━━ STORED DATA ━━

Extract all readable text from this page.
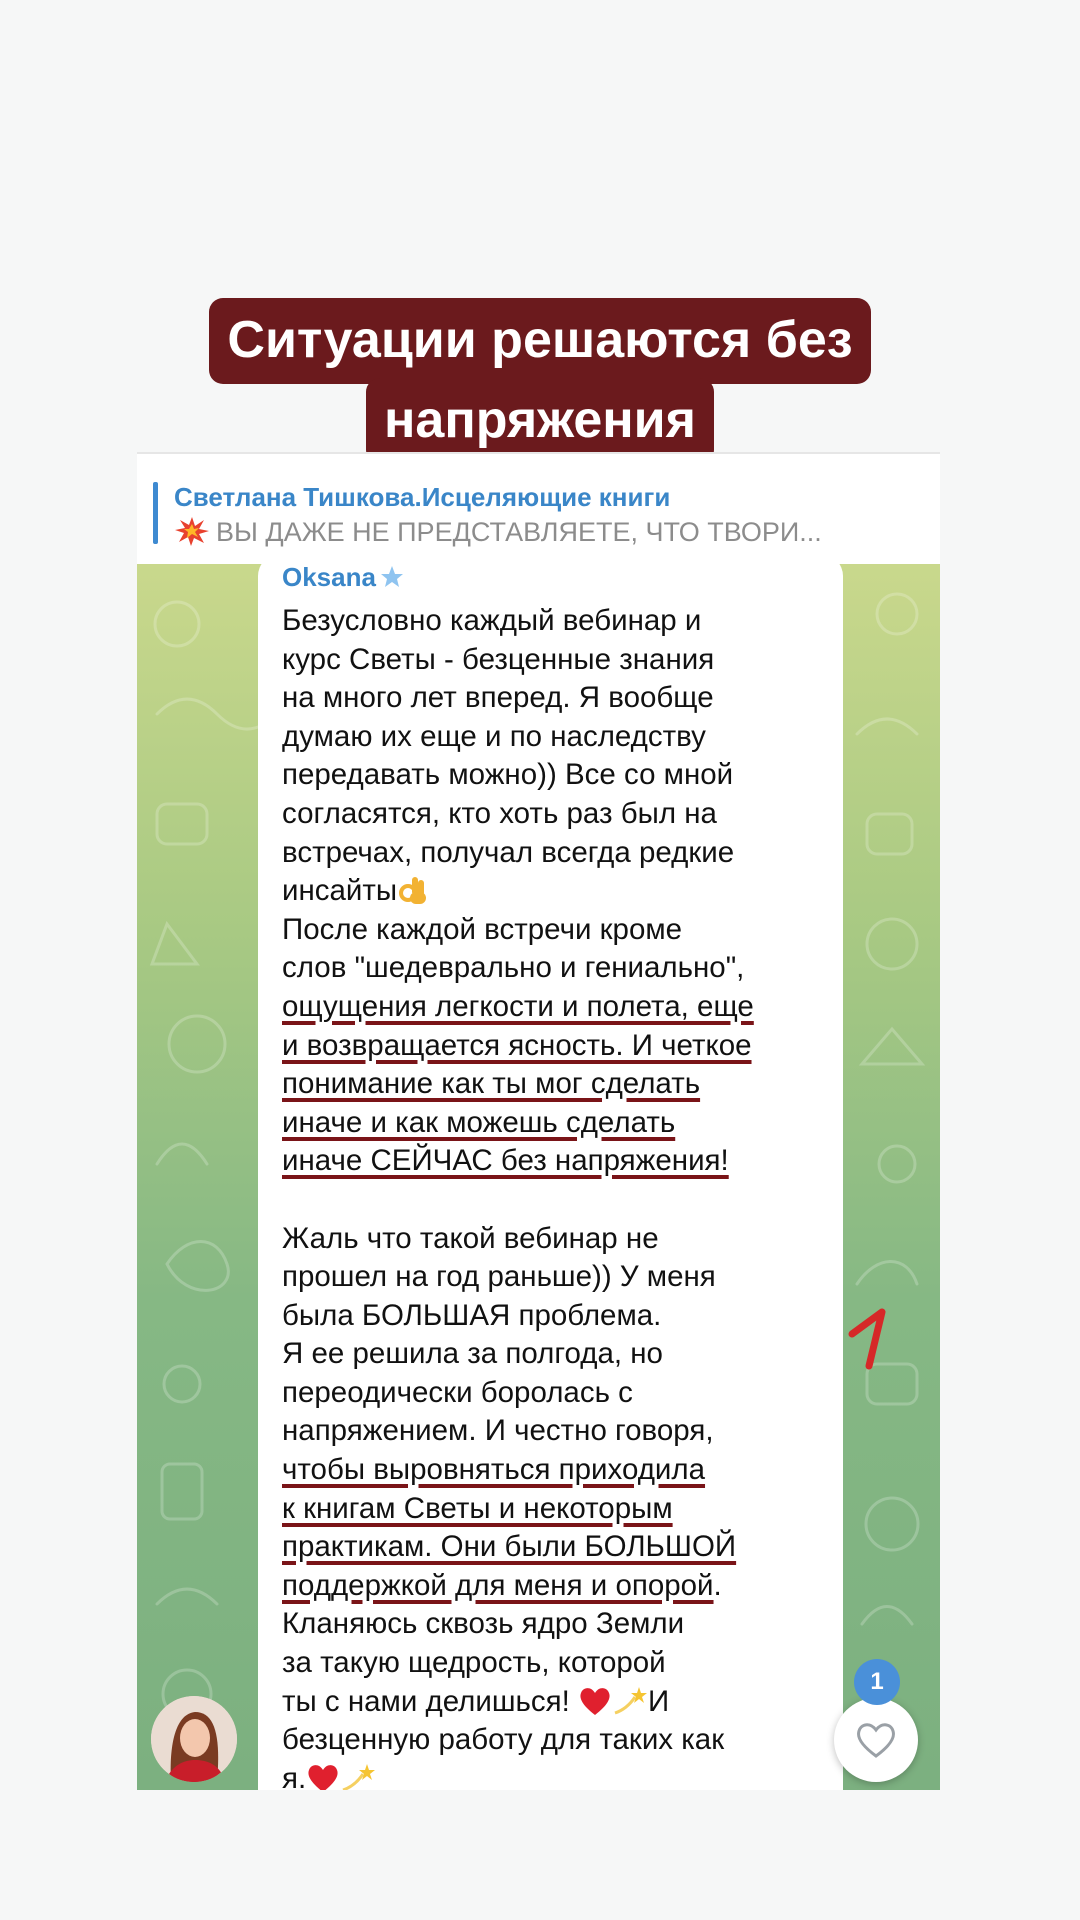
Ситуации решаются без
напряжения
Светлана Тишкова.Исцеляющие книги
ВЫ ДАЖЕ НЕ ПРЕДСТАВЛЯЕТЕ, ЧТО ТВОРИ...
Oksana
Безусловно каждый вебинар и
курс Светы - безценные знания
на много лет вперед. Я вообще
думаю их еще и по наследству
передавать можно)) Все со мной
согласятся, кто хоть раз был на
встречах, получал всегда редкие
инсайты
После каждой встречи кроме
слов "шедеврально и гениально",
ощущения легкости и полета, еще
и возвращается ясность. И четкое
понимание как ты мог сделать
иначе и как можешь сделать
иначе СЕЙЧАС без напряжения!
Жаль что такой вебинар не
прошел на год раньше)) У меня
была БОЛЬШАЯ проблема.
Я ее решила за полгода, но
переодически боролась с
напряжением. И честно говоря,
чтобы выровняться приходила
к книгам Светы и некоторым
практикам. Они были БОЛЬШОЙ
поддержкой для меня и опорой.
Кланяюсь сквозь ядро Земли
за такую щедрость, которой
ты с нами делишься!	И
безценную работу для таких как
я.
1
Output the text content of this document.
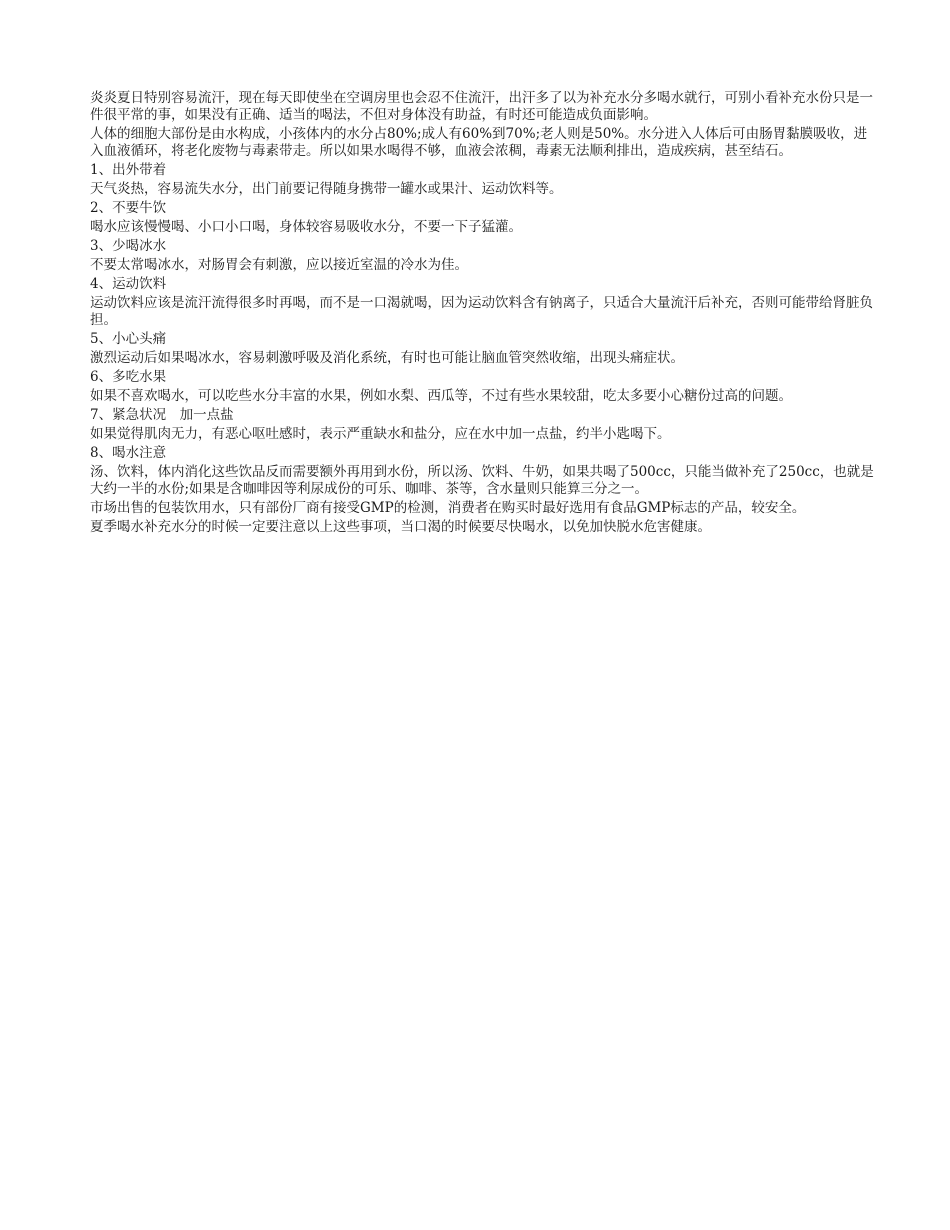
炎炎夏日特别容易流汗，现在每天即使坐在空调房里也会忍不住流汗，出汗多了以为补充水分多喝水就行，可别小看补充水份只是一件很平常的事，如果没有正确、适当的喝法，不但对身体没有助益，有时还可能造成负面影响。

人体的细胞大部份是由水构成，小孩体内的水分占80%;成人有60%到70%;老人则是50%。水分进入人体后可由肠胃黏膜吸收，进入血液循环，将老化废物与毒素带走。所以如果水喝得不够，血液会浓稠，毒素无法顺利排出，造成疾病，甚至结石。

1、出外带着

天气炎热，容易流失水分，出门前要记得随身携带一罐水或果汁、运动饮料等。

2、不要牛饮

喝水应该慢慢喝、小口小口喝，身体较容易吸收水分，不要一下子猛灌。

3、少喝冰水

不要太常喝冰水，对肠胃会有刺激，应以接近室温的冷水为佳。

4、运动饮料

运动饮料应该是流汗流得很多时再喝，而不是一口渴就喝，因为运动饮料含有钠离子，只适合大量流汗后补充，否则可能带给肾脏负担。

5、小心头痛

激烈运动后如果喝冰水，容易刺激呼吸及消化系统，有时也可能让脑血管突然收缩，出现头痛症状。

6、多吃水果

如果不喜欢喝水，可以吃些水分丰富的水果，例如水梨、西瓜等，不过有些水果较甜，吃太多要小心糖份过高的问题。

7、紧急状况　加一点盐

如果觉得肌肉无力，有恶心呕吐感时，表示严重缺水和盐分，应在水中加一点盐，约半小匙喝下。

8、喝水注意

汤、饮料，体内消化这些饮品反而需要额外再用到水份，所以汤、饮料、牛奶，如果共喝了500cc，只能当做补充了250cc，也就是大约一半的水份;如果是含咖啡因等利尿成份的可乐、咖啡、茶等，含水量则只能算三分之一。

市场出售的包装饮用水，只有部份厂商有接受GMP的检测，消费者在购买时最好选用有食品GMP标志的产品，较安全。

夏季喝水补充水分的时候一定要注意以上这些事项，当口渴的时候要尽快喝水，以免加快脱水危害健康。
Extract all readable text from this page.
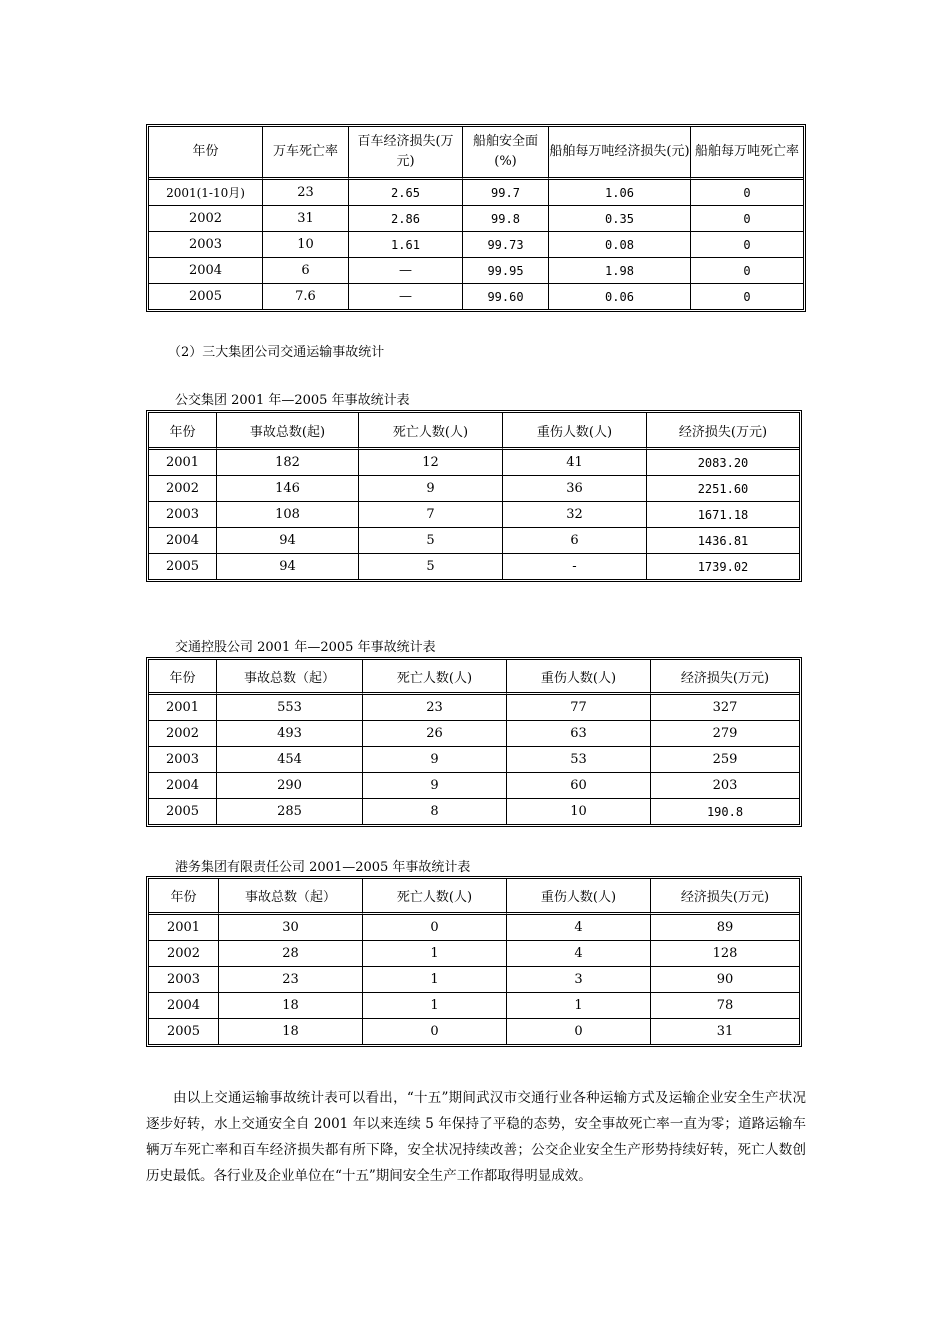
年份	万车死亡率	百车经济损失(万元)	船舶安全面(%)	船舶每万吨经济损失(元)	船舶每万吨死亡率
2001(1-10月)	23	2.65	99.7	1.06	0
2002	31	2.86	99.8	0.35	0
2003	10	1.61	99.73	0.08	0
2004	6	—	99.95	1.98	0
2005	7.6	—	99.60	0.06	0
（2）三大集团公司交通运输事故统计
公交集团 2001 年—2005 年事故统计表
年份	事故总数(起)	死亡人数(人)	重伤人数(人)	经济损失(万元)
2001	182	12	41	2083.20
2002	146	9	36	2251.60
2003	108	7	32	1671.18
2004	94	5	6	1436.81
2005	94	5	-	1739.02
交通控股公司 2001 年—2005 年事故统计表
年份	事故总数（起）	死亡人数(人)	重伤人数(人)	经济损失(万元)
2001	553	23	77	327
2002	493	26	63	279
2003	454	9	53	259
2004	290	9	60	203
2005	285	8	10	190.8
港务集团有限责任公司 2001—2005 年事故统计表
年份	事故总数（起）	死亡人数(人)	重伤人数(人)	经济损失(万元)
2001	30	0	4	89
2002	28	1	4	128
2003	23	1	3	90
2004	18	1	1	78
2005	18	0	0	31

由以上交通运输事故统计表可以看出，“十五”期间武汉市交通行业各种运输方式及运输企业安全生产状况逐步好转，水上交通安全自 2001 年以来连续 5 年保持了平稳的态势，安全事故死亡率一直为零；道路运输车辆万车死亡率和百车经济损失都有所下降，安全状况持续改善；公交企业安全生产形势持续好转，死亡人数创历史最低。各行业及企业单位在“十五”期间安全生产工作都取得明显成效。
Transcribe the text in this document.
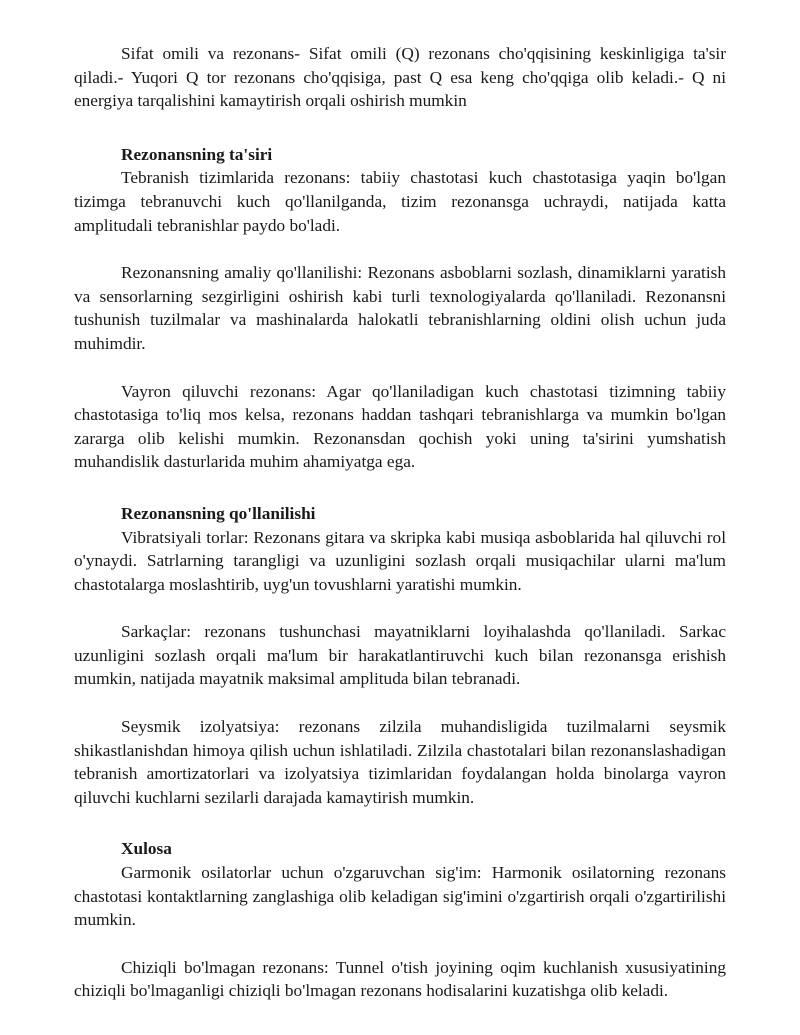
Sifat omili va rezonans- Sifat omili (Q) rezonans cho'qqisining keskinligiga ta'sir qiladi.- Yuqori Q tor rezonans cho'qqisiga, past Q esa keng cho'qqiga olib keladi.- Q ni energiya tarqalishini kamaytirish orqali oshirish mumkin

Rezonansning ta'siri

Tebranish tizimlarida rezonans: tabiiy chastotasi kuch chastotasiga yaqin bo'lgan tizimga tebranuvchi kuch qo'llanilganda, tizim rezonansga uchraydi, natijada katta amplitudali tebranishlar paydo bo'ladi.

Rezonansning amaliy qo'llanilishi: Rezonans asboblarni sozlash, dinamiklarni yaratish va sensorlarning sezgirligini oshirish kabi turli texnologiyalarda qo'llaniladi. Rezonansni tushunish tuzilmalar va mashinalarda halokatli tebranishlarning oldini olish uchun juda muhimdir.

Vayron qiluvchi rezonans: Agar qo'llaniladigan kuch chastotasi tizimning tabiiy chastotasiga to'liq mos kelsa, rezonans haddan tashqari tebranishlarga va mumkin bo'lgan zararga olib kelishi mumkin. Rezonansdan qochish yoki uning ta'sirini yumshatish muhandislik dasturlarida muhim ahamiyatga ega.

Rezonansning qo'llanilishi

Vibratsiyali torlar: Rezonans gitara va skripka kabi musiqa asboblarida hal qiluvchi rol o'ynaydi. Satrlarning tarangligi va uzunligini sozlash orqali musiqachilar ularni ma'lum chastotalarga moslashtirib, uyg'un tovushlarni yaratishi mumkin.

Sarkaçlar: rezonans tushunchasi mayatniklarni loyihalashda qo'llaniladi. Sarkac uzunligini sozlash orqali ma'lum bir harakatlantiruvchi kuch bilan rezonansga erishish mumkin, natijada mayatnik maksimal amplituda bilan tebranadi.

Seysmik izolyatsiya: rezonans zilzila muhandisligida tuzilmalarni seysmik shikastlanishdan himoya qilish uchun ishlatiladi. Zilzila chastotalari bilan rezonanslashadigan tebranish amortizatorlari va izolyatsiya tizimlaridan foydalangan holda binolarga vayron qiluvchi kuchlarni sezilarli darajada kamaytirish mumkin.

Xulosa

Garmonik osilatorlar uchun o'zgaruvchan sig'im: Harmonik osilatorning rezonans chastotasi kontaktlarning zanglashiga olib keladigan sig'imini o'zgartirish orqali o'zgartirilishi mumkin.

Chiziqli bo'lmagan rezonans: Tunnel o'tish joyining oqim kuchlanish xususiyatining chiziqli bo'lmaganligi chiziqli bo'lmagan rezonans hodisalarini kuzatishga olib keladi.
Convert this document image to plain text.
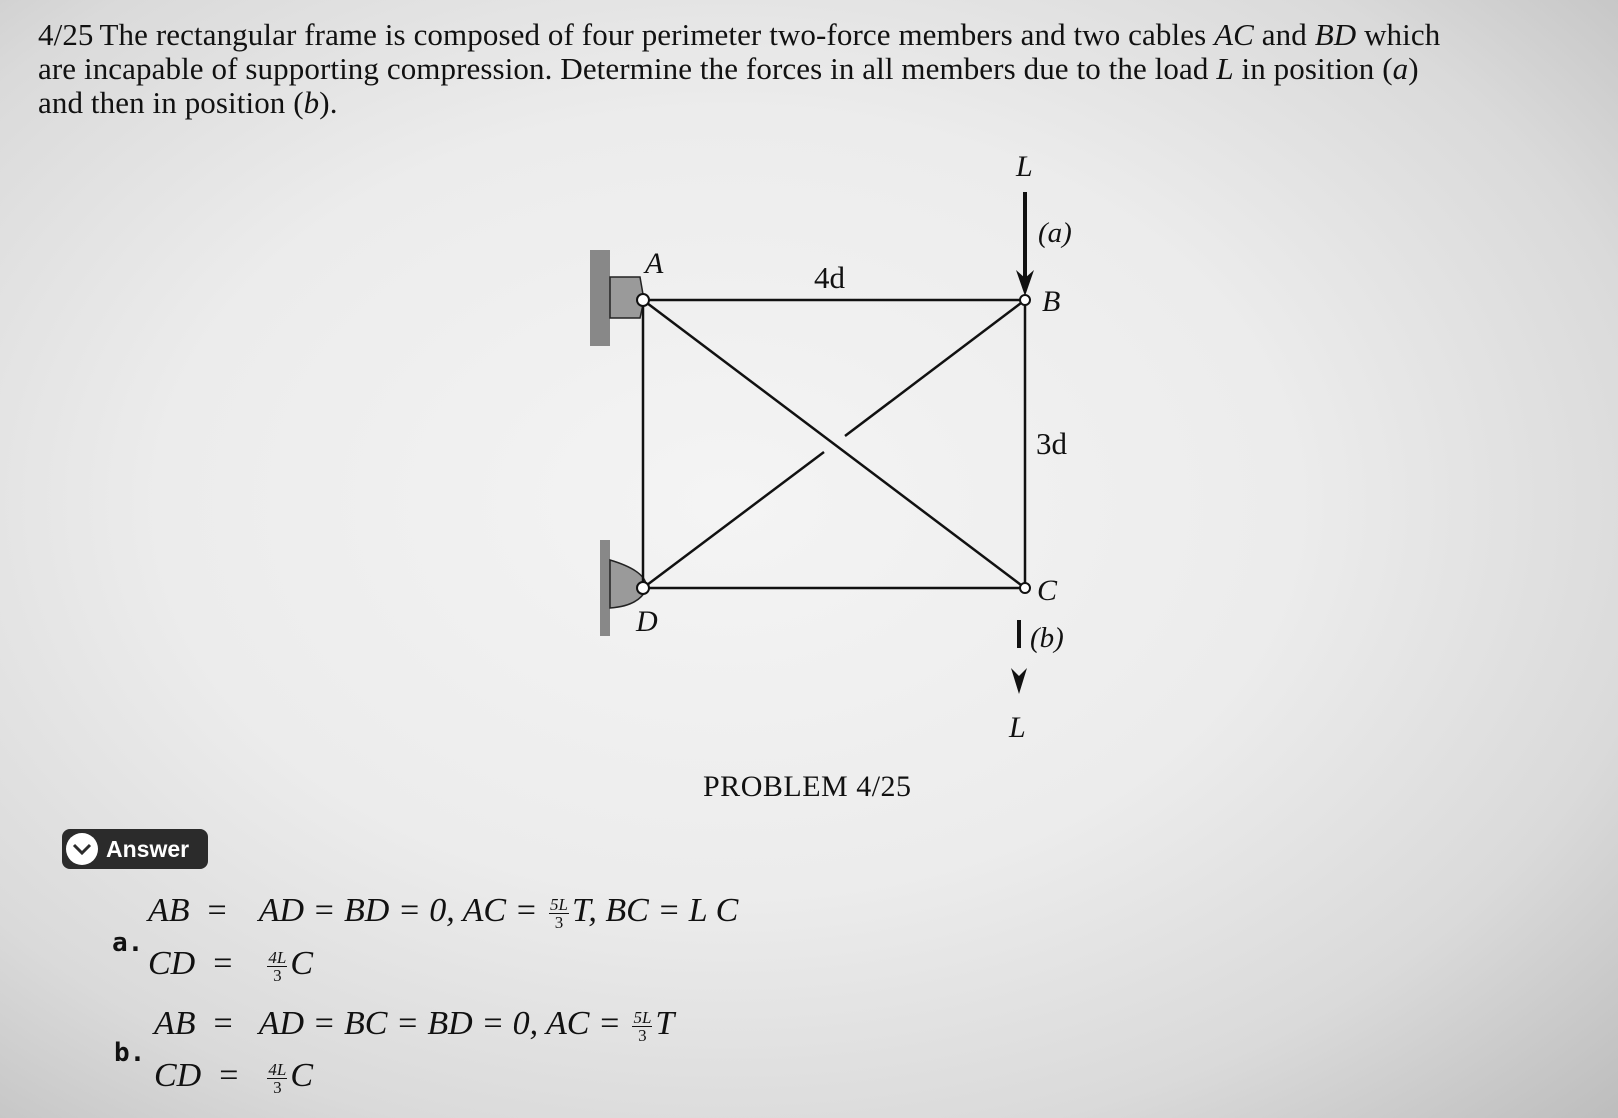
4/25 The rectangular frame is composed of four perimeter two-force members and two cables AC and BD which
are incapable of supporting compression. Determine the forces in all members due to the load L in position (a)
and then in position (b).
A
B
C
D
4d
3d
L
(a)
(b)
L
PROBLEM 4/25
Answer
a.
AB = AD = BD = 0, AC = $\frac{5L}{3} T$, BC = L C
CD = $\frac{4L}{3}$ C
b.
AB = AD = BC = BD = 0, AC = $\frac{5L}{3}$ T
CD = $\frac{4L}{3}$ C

━━━

THE REQUEST: Every line in the data above that contains "text" needs to be copied.

COMPLETE OUTPUT:
Extract all readable text from this page.
Output the text content of this document.
Extract all readable text from this page.
Transcribe the text in this document.
Convert this document image to plain text.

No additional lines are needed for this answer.